>> Begin Record list
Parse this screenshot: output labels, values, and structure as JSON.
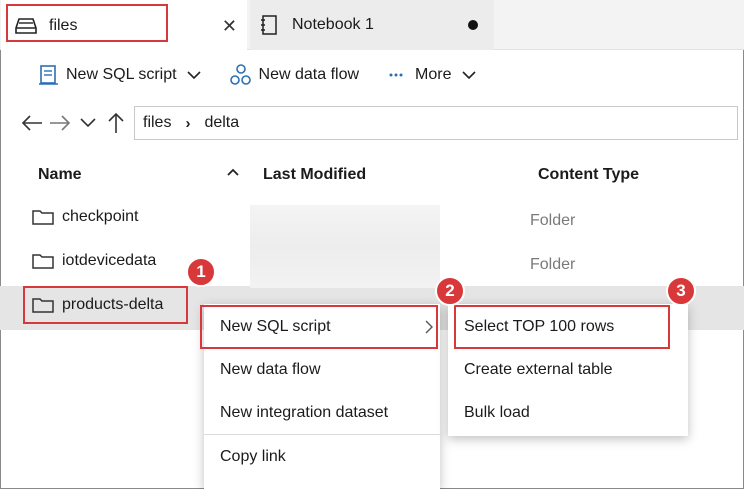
{
  "tabs": [
    {
      "label": "files",
      "icon": "database-icon",
      "active": true
    },
    {
      "label": "Notebook 1",
      "icon": "notebook-icon",
      "active": false
    }
  ],
  "toolbar": {
    "new_sql_script": "New SQL script",
    "new_data_flow": "New data flow",
    "more": "More"
  },
  "breadcrumb": {
    "root": "files",
    "current": "delta"
  },
  "columns": {
    "name": "Name",
    "last_modified": "Last Modified",
    "content_type": "Content Type"
  },
  "rows": [
    {
      "name": "checkpoint",
      "content_type": "Folder"
    },
    {
      "name": "iotdevicedata",
      "content_type": "Folder"
    },
    {
      "name": "products-delta",
      "content_type": ""
    }
  ],
  "context_menu": {
    "items": [
      "New SQL script",
      "New data flow",
      "New integration dataset",
      "Copy link"
    ]
  },
  "submenu": {
    "items": [
      "Select TOP 100 rows",
      "Create external table",
      "Bulk load"
    ]
  },
  "callouts": [
    "1",
    "2",
    "3"
  ],
  "colors": {
    "accent": "#d9383a",
    "icon_blue": "#2b6fb5"
  }
}
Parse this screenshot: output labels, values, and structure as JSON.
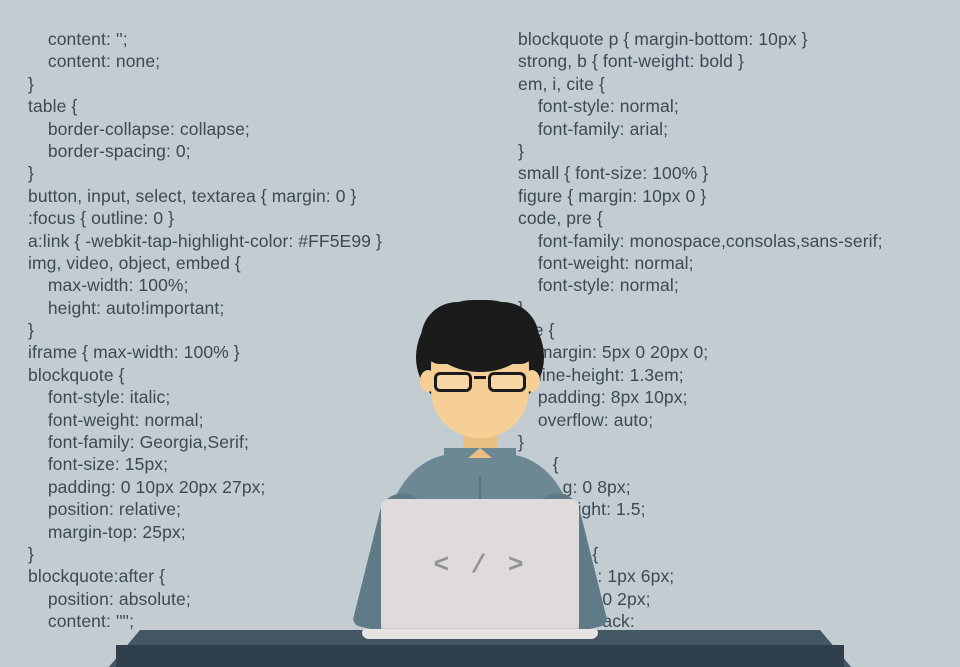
{
  "code": {
    "left": "    content: '';\n    content: none;\n}\ntable {\n    border-collapse: collapse;\n    border-spacing: 0;\n}\nbutton, input, select, textarea { margin: 0 }\n:focus { outline: 0 }\na:link { -webkit-tap-highlight-color: #FF5E99 }\nimg, video, object, embed {\n    max-width: 100%;\n    height: auto!important;\n}\niframe { max-width: 100% }\nblockquote {\n    font-style: italic;\n    font-weight: normal;\n    font-family: Georgia,Serif;\n    font-size: 15px;\n    padding: 0 10px 20px 27px;\n    position: relative;\n    margin-top: 25px;\n}\nblockquote:after {\n    position: absolute;\n    content: '\"';",
    "right": "blockquote p { margin-bottom: 10px }\nstrong, b { font-weight: bold }\nem, i, cite {\n    font-style: normal;\n    font-family: arial;\n}\nsmall { font-size: 100% }\nfigure { margin: 10px 0 }\ncode, pre {\n    font-family: monospace,consolas,sans-serif;\n    font-weight: normal;\n    font-style: normal;\n}\npre {\n    margin: 5px 0 20px 0;\n    line-height: 1.3em;\n    padding: 8px 10px;\n    overflow: auto;\n}\n       {\n         g: 0 8px;\n          eight: 1.5;\n}\n               {\n                : 1px 6px;\n                 0 2px;\n                 ack:"
  },
  "laptop": {
    "logo": "< / >"
  }
}
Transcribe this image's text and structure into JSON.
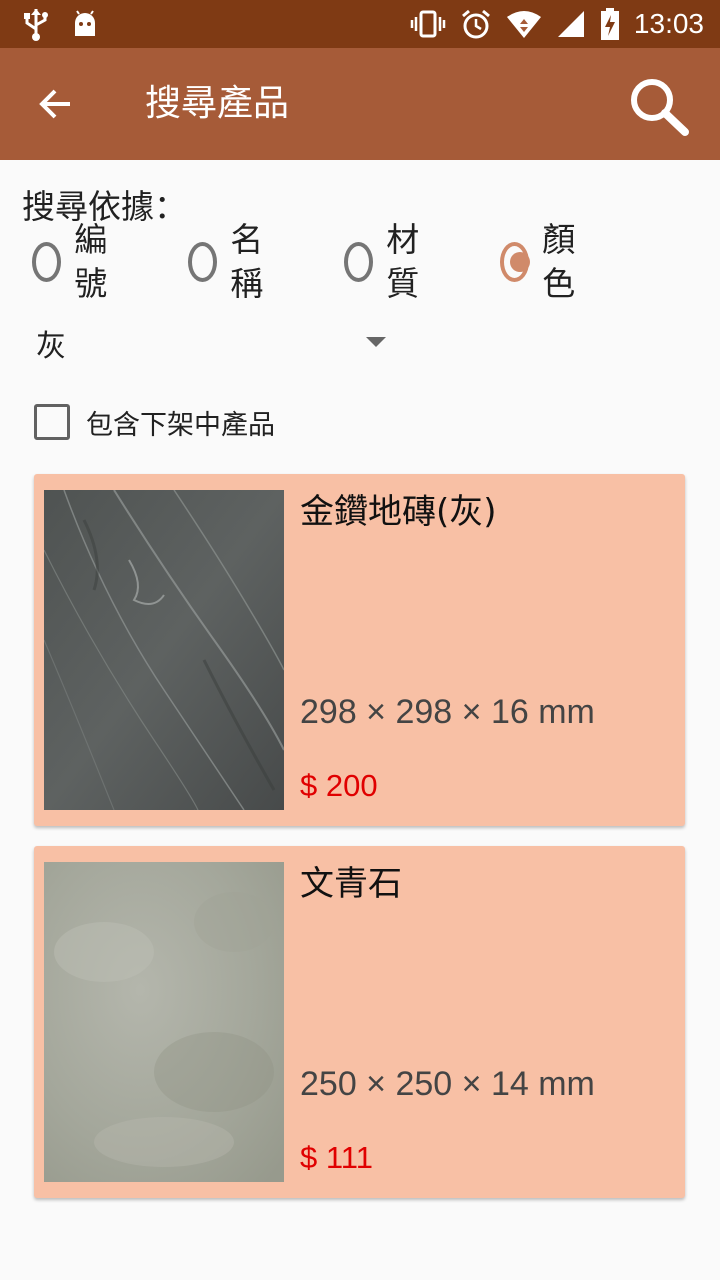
{
  "status_bar": {
    "time": "13:03",
    "left_icons": [
      "usb-icon",
      "android-icon"
    ],
    "right_icons": [
      "vibrate-icon",
      "alarm-icon",
      "wifi-icon",
      "signal-icon",
      "battery-charging-icon"
    ]
  },
  "app_bar": {
    "title": "搜尋產品",
    "background": "#a65b38",
    "status_background": "#7f3a14"
  },
  "search_form": {
    "label": "搜尋依據：",
    "options": [
      {
        "label": "編號",
        "checked": false
      },
      {
        "label": "名稱",
        "checked": false
      },
      {
        "label": "材質",
        "checked": false
      },
      {
        "label": "顏色",
        "checked": true
      }
    ],
    "selected_color": "灰",
    "include_unlisted_label": "包含下架中產品",
    "include_unlisted_checked": false
  },
  "products": [
    {
      "name": "金鑽地磚(灰)",
      "size": "298 × 298 ×  16 mm",
      "price": "$ 200"
    },
    {
      "name": "文青石",
      "size": "250 × 250 ×  14 mm",
      "price": "$ 111"
    }
  ],
  "colors": {
    "card_background": "#f8c0a5",
    "price": "#e00000",
    "radio_accent": "#d08a6a"
  }
}
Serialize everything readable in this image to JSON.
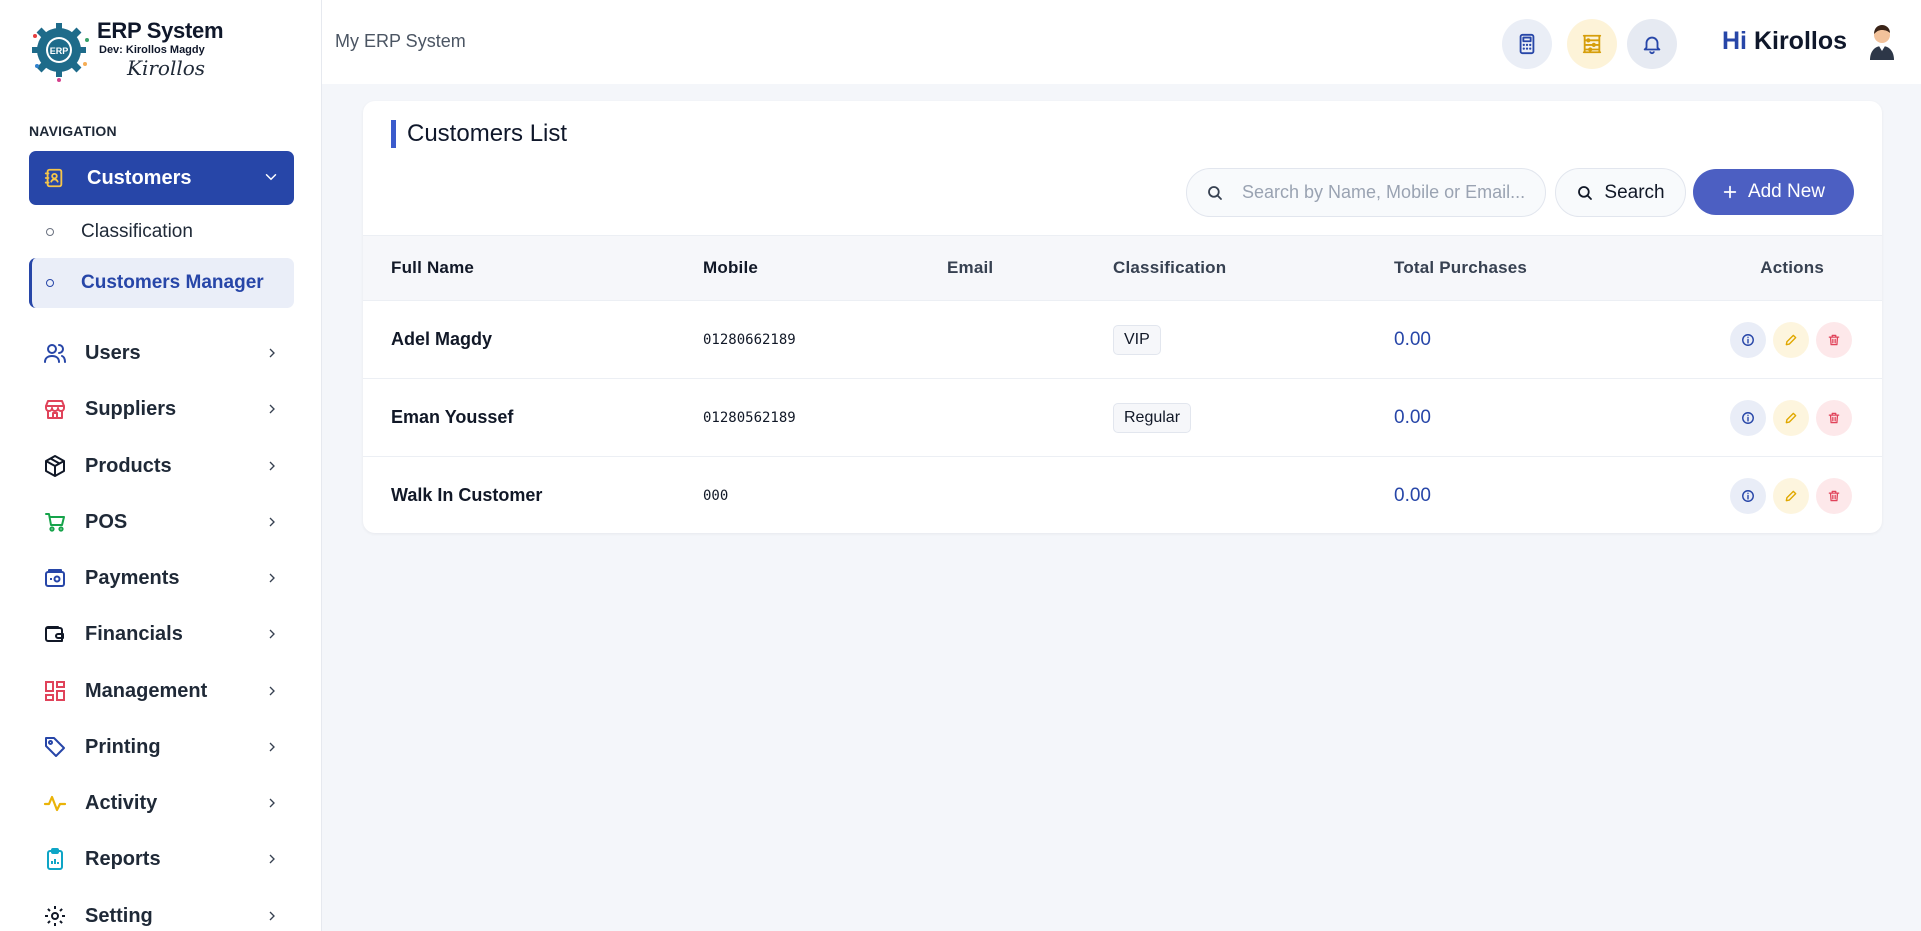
>> End Record list
• What is being asked: Print the lines from the one holding "Transcribe this image's" through the last line of the records, word for word, and omit the pictures.

• Reply:
Transcribe this image's text and structure into JSON.
{
  "status_bar": {
    "time": "13:03",
    "left_icons": [
      "usb-icon",
      "android-icon"
    ],
    "right_icons": [
      "vibrate-icon",
      "alarm-icon",
      "wifi-icon",
      "signal-icon",
      "battery-charging-icon"
    ]
  },
  "app_bar": {
    "title": "搜尋產品",
    "background": "#a65b38",
    "status_background": "#7f3a14"
  },
  "search_form": {
    "label": "搜尋依據：",
    "options": [
      {
        "label": "編號",
        "checked": false
      },
      {
        "label": "名稱",
        "checked": false
      },
      {
        "label": "材質",
        "checked": false
      },
      {
        "label": "顏色",
        "checked": true
      }
    ],
    "selected_color": "灰",
    "include_unlisted_label": "包含下架中產品",
    "include_unlisted_checked": false
  },
  "products": [
    {
      "name": "金鑽地磚(灰)",
      "size": "298 × 298 ×  16 mm",
      "price": "$ 200"
    },
    {
      "name": "文青石",
      "size": "250 × 250 ×  14 mm",
      "price": "$ 111"
    }
  ],
  "colors": {
    "card_background": "#f8c0a5",
    "price": "#e00000",
    "radio_accent": "#d08a6a"
  }
}
Serialize everything readable in this image to JSON.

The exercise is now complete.